* [REQUIREMENT] Locate every line in the records below that contains the word "ресурсами", and copy each one.

* [EXERCISE DATA]
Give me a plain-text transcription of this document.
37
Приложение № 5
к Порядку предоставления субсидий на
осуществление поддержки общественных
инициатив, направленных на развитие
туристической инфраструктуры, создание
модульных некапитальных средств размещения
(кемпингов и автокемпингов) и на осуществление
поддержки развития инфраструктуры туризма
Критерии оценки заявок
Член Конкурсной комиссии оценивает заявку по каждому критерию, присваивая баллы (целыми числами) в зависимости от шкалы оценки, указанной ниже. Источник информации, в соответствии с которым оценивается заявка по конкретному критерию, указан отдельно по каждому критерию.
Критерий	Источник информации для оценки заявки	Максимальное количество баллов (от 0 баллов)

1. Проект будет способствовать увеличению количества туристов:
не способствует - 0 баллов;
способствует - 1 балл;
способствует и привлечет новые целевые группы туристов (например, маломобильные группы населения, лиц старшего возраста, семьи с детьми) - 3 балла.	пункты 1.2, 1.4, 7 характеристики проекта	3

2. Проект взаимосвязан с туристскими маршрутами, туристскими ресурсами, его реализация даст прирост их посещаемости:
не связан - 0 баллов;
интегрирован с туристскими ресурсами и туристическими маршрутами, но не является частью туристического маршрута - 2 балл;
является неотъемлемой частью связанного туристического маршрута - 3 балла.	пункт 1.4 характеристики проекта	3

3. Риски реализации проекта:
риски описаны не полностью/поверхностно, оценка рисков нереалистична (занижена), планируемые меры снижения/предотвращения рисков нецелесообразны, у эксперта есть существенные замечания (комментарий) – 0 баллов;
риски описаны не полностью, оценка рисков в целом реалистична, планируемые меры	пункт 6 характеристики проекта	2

* [WRITTEN REPLY]
2. Проект взаимосвязан с туристскими маршрутами, туристскими ресурсами, его реализация даст прирост их посещаемости:
интегрирован с туристскими ресурсами и туристическими маршрутами, но не является частью туристического маршрута - 2 балл;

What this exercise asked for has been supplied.